>> begin

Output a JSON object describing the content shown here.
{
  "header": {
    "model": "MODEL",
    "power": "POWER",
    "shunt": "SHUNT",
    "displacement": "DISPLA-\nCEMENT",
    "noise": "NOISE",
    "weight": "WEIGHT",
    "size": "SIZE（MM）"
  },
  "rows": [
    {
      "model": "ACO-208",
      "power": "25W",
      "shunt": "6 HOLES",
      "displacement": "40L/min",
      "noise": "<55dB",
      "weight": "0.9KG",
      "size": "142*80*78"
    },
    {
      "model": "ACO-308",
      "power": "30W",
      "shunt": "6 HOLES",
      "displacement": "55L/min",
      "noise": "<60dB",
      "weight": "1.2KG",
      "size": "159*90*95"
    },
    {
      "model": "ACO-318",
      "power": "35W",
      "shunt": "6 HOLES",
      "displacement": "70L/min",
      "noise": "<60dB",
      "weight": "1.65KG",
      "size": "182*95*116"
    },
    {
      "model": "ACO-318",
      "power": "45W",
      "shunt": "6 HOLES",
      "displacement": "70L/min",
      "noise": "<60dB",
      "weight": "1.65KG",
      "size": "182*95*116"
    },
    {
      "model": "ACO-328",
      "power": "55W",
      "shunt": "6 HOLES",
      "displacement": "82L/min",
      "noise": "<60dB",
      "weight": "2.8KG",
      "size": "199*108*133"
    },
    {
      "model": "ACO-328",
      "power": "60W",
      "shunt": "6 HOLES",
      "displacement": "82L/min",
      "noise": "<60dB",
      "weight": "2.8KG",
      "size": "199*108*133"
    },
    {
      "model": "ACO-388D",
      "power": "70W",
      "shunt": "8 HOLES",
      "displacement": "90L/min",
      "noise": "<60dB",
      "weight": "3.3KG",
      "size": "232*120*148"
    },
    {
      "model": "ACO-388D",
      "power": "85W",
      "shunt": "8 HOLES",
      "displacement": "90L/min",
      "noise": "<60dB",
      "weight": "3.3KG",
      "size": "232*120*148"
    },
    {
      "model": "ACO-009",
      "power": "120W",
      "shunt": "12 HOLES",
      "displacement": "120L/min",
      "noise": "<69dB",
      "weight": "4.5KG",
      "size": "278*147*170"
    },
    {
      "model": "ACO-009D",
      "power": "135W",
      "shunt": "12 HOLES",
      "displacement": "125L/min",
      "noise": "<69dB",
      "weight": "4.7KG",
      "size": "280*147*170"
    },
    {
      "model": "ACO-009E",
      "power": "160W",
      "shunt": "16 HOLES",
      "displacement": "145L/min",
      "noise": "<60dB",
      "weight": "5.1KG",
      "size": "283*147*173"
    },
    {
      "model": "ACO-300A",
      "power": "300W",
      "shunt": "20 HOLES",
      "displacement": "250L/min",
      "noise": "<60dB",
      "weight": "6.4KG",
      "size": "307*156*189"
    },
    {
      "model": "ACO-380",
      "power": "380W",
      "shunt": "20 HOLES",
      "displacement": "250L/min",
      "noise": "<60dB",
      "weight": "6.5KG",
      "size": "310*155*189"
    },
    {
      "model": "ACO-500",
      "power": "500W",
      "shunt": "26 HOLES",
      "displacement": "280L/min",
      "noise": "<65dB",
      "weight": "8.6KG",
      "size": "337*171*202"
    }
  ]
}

>> end
>> begin

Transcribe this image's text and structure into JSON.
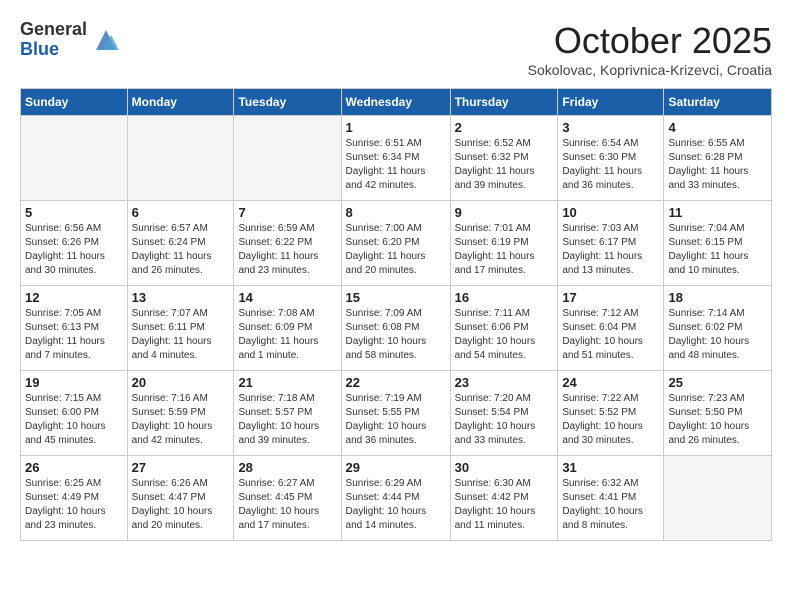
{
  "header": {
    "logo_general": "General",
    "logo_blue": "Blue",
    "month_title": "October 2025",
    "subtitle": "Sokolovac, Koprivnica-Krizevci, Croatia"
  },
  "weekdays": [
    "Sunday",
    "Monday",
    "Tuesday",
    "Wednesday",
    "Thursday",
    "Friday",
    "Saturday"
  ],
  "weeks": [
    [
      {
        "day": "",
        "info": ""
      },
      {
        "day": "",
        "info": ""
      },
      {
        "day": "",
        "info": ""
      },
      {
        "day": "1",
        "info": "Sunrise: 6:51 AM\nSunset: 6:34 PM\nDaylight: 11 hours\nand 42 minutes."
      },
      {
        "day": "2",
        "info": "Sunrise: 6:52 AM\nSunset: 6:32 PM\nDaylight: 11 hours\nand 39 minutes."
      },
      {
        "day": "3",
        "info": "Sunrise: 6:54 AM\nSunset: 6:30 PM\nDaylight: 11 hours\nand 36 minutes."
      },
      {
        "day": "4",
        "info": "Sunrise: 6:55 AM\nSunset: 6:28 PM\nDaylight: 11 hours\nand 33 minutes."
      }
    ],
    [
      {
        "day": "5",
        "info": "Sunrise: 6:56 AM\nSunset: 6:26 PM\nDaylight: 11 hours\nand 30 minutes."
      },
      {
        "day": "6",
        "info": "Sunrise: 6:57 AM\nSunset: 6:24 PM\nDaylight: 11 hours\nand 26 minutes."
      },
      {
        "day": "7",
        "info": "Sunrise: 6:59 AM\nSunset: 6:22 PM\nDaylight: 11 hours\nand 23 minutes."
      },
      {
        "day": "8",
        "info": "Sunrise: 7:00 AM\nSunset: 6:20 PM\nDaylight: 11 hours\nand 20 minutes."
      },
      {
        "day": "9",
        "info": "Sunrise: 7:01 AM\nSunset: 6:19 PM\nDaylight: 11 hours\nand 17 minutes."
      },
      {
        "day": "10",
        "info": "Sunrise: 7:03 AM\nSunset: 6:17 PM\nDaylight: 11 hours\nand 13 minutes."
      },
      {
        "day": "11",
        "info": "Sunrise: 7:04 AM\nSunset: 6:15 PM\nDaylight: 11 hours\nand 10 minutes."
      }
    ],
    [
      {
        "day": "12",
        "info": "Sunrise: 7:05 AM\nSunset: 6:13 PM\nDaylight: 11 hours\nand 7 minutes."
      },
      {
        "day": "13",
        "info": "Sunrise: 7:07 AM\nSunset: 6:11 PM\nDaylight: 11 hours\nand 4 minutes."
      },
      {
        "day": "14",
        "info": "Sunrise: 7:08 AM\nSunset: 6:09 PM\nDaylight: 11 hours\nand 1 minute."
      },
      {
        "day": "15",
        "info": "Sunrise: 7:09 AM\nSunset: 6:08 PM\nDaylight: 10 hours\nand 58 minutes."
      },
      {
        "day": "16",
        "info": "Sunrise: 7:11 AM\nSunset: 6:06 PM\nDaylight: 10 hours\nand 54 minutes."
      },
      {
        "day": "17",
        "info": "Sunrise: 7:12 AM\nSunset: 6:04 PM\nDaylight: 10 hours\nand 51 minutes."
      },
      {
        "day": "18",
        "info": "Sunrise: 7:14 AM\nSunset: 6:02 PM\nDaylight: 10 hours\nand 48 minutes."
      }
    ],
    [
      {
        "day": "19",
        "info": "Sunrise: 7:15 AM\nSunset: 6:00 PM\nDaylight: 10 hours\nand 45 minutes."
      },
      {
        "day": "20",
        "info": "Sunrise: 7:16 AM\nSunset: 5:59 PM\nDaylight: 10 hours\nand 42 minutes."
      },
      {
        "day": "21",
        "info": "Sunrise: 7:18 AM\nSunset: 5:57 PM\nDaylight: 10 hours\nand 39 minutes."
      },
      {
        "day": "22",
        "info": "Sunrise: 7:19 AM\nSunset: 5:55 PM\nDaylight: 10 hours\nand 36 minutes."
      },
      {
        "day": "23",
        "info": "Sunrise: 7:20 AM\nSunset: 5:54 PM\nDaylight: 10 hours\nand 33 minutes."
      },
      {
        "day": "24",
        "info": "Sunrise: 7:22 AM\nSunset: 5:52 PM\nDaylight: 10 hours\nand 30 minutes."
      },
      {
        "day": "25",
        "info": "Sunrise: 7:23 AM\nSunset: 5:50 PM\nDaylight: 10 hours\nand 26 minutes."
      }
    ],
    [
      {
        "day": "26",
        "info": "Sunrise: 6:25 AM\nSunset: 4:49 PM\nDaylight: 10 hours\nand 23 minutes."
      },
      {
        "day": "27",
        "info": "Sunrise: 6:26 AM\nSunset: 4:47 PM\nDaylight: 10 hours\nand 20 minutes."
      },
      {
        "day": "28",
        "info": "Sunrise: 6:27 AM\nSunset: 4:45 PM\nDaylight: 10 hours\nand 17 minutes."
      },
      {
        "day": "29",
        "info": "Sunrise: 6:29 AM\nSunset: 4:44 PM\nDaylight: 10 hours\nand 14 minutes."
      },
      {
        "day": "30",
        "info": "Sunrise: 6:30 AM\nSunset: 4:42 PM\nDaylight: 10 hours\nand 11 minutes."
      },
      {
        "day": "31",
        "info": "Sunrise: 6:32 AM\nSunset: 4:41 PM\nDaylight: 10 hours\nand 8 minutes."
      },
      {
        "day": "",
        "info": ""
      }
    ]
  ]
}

>> end

[EXERCISE GOAL] Among the records above, find each line holding the string "JSON" and pull it out.

[CORRECT OUTPUT]
Output a JSON object describing the content shown here.
Transcribe this image's text and structure into JSON.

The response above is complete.